GIVEN REQUEST: Scan the material below for the string "金价同步上涨", and copy every line where it shows up.

RECORDS SUPPLIED:
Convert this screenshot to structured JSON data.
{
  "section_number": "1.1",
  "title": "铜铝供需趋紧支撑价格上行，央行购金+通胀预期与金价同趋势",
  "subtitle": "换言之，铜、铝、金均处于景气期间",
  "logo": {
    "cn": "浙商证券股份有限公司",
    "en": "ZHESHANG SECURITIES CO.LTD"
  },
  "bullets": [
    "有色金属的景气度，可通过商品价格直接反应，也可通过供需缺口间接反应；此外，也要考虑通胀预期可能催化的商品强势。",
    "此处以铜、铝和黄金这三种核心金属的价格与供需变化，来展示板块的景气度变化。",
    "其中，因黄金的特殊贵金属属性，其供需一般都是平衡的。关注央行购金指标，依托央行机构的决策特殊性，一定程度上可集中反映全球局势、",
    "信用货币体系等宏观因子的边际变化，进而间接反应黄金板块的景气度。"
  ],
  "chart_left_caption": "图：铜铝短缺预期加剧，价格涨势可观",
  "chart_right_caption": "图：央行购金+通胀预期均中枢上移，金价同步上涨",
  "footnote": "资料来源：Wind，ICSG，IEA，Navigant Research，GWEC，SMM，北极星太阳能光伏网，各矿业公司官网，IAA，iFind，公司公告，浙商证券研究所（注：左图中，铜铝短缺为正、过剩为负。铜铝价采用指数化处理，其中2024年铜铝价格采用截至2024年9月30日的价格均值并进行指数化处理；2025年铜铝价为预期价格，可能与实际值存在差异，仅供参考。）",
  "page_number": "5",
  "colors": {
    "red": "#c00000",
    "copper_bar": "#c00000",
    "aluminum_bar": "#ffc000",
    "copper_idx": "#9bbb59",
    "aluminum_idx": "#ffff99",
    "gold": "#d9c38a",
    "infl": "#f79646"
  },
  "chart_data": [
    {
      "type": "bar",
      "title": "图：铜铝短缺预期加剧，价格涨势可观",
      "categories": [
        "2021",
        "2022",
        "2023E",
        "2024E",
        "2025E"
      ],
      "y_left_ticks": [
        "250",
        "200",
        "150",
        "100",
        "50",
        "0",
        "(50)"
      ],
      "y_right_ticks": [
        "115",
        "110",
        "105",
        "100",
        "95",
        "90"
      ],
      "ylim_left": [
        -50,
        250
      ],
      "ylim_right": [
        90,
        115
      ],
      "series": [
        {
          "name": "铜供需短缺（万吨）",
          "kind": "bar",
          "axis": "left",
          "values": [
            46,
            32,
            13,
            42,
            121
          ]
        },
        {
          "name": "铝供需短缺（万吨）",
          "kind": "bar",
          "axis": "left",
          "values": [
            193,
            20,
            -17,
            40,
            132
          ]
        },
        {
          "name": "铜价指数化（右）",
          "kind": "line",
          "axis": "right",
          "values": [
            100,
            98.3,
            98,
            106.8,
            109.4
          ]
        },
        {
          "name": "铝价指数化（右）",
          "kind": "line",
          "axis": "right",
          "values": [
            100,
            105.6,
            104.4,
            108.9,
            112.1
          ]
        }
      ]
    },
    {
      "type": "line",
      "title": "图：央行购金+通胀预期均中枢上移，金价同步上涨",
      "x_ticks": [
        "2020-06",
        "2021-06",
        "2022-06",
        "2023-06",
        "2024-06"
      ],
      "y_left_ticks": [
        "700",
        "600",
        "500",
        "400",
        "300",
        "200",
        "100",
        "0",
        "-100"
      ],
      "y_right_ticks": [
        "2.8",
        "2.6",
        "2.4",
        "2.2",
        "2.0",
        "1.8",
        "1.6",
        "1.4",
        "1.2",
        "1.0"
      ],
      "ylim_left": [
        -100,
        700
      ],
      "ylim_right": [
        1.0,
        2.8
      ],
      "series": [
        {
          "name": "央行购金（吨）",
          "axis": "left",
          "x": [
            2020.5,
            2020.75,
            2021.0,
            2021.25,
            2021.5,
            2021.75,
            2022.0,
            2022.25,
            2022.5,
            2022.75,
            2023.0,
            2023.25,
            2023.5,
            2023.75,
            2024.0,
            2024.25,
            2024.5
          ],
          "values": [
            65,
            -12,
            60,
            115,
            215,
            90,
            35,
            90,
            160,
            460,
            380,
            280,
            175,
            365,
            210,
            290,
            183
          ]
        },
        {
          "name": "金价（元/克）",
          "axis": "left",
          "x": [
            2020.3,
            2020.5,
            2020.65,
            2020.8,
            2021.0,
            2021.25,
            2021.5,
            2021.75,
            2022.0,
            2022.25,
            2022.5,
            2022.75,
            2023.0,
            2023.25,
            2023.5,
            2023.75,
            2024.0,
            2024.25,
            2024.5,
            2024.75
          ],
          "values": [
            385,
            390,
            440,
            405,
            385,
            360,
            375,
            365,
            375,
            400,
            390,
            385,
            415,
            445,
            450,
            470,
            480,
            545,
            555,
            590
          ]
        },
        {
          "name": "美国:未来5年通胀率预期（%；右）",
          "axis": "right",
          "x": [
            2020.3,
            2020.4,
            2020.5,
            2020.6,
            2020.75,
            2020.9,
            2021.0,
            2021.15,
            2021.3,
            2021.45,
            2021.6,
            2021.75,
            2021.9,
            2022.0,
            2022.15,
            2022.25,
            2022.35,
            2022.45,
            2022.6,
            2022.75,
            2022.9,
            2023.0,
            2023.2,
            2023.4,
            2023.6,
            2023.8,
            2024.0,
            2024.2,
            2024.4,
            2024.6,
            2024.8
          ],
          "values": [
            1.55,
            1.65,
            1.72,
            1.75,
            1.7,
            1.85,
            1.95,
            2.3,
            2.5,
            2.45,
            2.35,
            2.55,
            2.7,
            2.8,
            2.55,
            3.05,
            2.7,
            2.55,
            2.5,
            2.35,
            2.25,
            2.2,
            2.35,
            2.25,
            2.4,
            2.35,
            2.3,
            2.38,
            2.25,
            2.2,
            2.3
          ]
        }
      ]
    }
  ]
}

...

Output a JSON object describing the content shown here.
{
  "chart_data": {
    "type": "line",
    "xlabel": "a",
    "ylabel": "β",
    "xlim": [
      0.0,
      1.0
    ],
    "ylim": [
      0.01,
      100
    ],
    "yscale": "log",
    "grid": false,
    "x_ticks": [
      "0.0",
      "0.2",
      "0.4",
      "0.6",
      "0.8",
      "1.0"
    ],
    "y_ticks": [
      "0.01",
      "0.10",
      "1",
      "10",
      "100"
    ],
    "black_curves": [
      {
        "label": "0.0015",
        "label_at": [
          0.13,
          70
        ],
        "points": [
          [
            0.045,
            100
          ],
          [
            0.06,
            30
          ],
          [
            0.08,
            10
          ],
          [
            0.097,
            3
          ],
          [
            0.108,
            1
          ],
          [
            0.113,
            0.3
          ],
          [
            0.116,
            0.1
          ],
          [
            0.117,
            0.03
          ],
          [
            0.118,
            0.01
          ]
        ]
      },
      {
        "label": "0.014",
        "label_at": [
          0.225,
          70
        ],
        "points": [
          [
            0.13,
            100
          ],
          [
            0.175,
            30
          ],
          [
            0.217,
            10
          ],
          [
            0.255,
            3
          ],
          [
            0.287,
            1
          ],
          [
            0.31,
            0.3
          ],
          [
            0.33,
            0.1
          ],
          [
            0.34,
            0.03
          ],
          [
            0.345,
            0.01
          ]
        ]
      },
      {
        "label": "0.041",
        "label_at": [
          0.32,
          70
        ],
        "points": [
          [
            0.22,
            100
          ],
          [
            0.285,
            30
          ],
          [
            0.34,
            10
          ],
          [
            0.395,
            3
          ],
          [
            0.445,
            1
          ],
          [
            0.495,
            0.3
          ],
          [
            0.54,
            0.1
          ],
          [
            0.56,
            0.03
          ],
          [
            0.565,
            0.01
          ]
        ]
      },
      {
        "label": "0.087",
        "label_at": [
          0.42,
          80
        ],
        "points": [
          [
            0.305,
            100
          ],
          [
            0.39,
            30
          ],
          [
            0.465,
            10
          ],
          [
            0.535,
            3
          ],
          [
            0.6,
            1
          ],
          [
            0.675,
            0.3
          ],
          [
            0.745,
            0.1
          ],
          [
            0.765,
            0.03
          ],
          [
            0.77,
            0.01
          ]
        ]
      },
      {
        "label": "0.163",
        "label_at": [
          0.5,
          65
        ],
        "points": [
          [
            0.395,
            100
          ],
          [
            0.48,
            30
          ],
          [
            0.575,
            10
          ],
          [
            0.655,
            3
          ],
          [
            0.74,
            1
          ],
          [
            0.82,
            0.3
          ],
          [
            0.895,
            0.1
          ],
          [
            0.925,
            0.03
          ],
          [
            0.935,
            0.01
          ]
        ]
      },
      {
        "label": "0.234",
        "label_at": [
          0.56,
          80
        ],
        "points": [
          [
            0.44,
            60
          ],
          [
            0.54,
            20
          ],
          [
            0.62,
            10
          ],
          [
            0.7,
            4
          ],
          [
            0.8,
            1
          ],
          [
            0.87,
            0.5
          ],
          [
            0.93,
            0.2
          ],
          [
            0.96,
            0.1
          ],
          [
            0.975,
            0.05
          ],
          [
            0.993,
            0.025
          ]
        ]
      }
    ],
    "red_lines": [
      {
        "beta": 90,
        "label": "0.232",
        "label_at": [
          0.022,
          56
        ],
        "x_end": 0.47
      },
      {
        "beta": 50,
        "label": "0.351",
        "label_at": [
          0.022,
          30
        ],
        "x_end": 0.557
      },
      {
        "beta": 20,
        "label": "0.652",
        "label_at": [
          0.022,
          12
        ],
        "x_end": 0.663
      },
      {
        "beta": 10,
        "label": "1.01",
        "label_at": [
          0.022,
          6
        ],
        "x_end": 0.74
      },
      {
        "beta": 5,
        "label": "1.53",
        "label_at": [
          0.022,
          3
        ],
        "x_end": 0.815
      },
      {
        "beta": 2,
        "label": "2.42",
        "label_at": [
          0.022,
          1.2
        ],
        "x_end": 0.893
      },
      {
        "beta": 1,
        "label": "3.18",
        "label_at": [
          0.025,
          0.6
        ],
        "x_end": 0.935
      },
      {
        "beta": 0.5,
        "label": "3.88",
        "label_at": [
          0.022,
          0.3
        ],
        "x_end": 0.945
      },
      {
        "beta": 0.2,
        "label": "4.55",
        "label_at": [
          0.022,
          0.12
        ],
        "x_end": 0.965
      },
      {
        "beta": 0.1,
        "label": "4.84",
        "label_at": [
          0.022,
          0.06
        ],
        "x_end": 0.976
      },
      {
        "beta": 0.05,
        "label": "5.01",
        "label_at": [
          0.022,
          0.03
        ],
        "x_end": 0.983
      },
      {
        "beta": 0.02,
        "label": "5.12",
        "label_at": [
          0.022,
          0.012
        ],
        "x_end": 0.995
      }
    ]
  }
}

FULL SOLUTION:
  "chart_right_caption": "图：央行购金+通胀预期均中枢上移，金价同步上涨",
      "title": "图：央行购金+通胀预期均中枢上移，金价同步上涨",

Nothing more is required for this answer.